Repeat the whole listing exactly as written.

— Start —

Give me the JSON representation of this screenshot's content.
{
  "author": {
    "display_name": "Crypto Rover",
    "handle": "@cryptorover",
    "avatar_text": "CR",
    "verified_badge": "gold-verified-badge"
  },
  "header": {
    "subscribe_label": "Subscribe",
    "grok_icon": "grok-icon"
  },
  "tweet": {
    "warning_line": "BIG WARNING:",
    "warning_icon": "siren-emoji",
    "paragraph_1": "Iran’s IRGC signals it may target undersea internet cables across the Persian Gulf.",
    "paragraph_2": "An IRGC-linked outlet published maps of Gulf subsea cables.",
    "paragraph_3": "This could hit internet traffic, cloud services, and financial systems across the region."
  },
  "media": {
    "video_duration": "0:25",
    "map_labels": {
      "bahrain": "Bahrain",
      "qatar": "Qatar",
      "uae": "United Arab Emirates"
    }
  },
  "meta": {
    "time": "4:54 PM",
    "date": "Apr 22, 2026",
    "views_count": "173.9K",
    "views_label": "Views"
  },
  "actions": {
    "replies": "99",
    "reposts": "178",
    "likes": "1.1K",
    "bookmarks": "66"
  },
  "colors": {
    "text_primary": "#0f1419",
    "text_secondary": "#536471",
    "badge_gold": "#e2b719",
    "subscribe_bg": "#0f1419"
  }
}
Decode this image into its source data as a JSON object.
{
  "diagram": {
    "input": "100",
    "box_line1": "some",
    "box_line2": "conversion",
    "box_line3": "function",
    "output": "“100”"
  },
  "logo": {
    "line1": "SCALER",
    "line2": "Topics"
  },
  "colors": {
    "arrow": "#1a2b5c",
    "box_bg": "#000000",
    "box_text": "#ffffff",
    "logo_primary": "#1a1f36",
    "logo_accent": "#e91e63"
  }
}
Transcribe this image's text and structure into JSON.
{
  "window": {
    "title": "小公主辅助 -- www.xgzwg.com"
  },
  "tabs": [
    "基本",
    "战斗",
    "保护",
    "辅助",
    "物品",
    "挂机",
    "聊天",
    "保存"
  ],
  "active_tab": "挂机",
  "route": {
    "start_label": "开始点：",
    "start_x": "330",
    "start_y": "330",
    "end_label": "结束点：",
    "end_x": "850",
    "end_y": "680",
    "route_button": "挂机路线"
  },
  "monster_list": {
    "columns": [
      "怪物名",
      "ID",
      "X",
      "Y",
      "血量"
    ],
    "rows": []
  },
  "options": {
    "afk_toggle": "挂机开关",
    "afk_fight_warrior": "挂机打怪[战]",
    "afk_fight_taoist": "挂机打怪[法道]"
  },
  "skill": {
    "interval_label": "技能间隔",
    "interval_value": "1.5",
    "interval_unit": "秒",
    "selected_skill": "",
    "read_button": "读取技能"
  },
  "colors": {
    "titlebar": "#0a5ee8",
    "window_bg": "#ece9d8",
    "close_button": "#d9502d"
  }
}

— End —

Complete answer:
Give me the JSON representation of this screenshot's content.
{
  "author": {
    "display_name": "Crypto Rover",
    "handle": "@cryptorover",
    "avatar_text": "CR",
    "verified_badge": "gold-verified-badge"
  },
  "header": {
    "subscribe_label": "Subscribe",
    "grok_icon": "grok-icon"
  },
  "tweet": {
    "warning_line": "BIG WARNING:",
    "warning_icon": "siren-emoji",
    "paragraph_1": "Iran’s IRGC signals it may target undersea internet cables across the Persian Gulf.",
    "paragraph_2": "An IRGC-linked outlet published maps of Gulf subsea cables.",
    "paragraph_3": "This could hit internet traffic, cloud services, and financial systems across the region."
  },
  "media": {
    "video_duration": "0:25",
    "map_labels": {
      "bahrain": "Bahrain",
      "qatar": "Qatar",
      "uae": "United Arab Emirates"
    }
  },
  "meta": {
    "time": "4:54 PM",
    "date": "Apr 22, 2026",
    "views_count": "173.9K",
    "views_label": "Views"
  },
  "actions": {
    "replies": "99",
    "reposts": "178",
    "likes": "1.1K",
    "bookmarks": "66"
  },
  "colors": {
    "text_primary": "#0f1419",
    "text_secondary": "#536471",
    "badge_gold": "#e2b719",
    "subscribe_bg": "#0f1419"
  }
}
Decode this image into its source data as a JSON object.
{
  "diagram": {
    "input": "100",
    "box_line1": "some",
    "box_line2": "conversion",
    "box_line3": "function",
    "output": "“100”"
  },
  "logo": {
    "line1": "SCALER",
    "line2": "Topics"
  },
  "colors": {
    "arrow": "#1a2b5c",
    "box_bg": "#000000",
    "box_text": "#ffffff",
    "logo_primary": "#1a1f36",
    "logo_accent": "#e91e63"
  }
}
Transcribe this image's text and structure into JSON.
{
  "window": {
    "title": "小公主辅助 -- www.xgzwg.com"
  },
  "tabs": [
    "基本",
    "战斗",
    "保护",
    "辅助",
    "物品",
    "挂机",
    "聊天",
    "保存"
  ],
  "active_tab": "挂机",
  "route": {
    "start_label": "开始点：",
    "start_x": "330",
    "start_y": "330",
    "end_label": "结束点：",
    "end_x": "850",
    "end_y": "680",
    "route_button": "挂机路线"
  },
  "monster_list": {
    "columns": [
      "怪物名",
      "ID",
      "X",
      "Y",
      "血量"
    ],
    "rows": []
  },
  "options": {
    "afk_toggle": "挂机开关",
    "afk_fight_warrior": "挂机打怪[战]",
    "afk_fight_taoist": "挂机打怪[法道]"
  },
  "skill": {
    "interval_label": "技能间隔",
    "interval_value": "1.5",
    "interval_unit": "秒",
    "selected_skill": "",
    "read_button": "读取技能"
  },
  "colors": {
    "titlebar": "#0a5ee8",
    "window_bg": "#ece9d8",
    "close_button": "#d9502d"
  }
}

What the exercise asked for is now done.